_Work instructions_: Leave every picture out and write out the records below exactly.

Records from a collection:
§ §

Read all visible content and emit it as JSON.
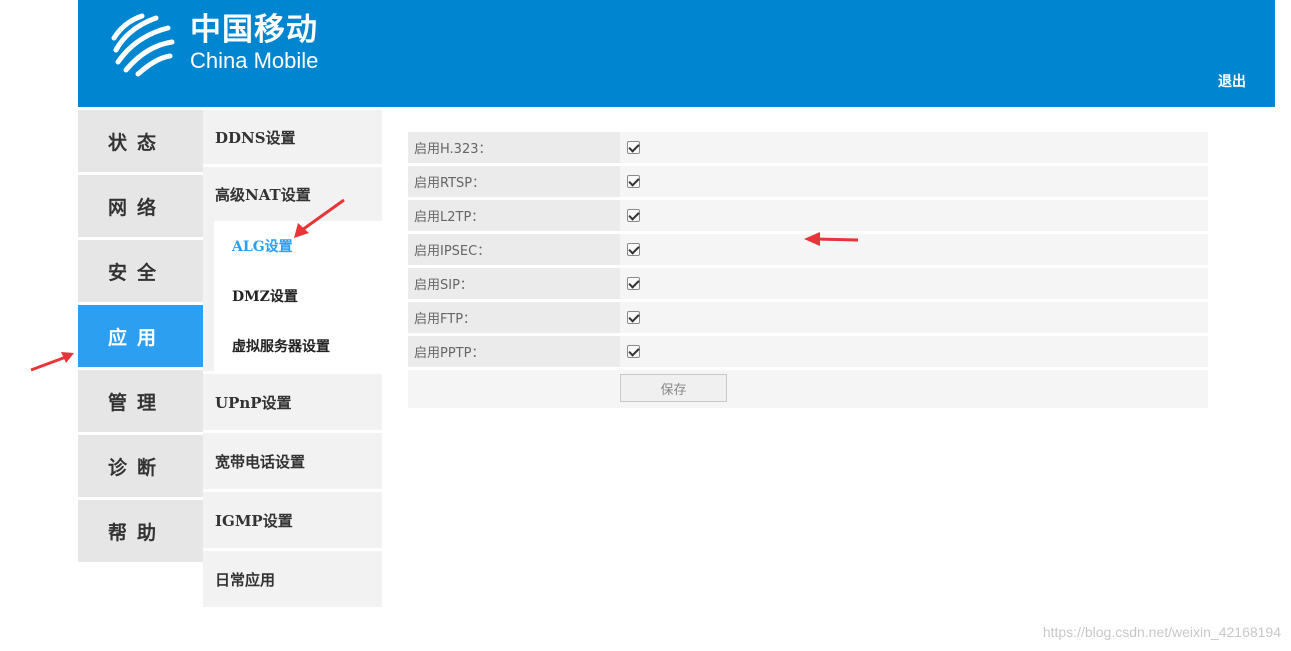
{
  "header": {
    "brand_cn": "中国移动",
    "brand_en": "China Mobile",
    "logout_label": "退出",
    "bg_color": "#0085d0"
  },
  "main_nav": [
    {
      "label": "状态",
      "active": false
    },
    {
      "label": "网络",
      "active": false
    },
    {
      "label": "安全",
      "active": false
    },
    {
      "label": "应用",
      "active": true
    },
    {
      "label": "管理",
      "active": false
    },
    {
      "label": "诊断",
      "active": false
    },
    {
      "label": "帮助",
      "active": false
    }
  ],
  "sub_nav": {
    "ddns": "DDNS设置",
    "nat": "高级NAT设置",
    "nat_children": [
      "ALG设置",
      "DMZ设置",
      "虚拟服务器设置"
    ],
    "upnp": "UPnP设置",
    "voip": "宽带电话设置",
    "igmp": "IGMP设置",
    "daily": "日常应用"
  },
  "alg_form": {
    "rows": [
      {
        "label": "启用H.323：",
        "checked": true
      },
      {
        "label": "启用RTSP：",
        "checked": true
      },
      {
        "label": "启用L2TP：",
        "checked": true
      },
      {
        "label": "启用IPSEC：",
        "checked": true
      },
      {
        "label": "启用SIP：",
        "checked": true
      },
      {
        "label": "启用FTP：",
        "checked": true
      },
      {
        "label": "启用PPTP：",
        "checked": true
      }
    ],
    "save_label": "保存"
  },
  "watermark": "https://blog.csdn.net/weixin_42168194",
  "colors": {
    "accent": "#2c9ff0",
    "annotation_arrow": "#e8353a"
  }
}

§ §

_Correct result_:
Read all visible content and emit it as JSON.
{
  "header": {
    "brand_cn": "中国移动",
    "brand_en": "China Mobile",
    "logout_label": "退出",
    "bg_color": "#0085d0"
  },
  "main_nav": [
    {
      "label": "状态",
      "active": false
    },
    {
      "label": "网络",
      "active": false
    },
    {
      "label": "安全",
      "active": false
    },
    {
      "label": "应用",
      "active": true
    },
    {
      "label": "管理",
      "active": false
    },
    {
      "label": "诊断",
      "active": false
    },
    {
      "label": "帮助",
      "active": false
    }
  ],
  "sub_nav": {
    "ddns": "DDNS设置",
    "nat": "高级NAT设置",
    "nat_children": [
      "ALG设置",
      "DMZ设置",
      "虚拟服务器设置"
    ],
    "upnp": "UPnP设置",
    "voip": "宽带电话设置",
    "igmp": "IGMP设置",
    "daily": "日常应用"
  },
  "alg_form": {
    "rows": [
      {
        "label": "启用H.323：",
        "checked": true
      },
      {
        "label": "启用RTSP：",
        "checked": true
      },
      {
        "label": "启用L2TP：",
        "checked": true
      },
      {
        "label": "启用IPSEC：",
        "checked": true
      },
      {
        "label": "启用SIP：",
        "checked": true
      },
      {
        "label": "启用FTP：",
        "checked": true
      },
      {
        "label": "启用PPTP：",
        "checked": true
      }
    ],
    "save_label": "保存"
  },
  "watermark": "https://blog.csdn.net/weixin_42168194",
  "colors": {
    "accent": "#2c9ff0",
    "annotation_arrow": "#e8353a"
  }
}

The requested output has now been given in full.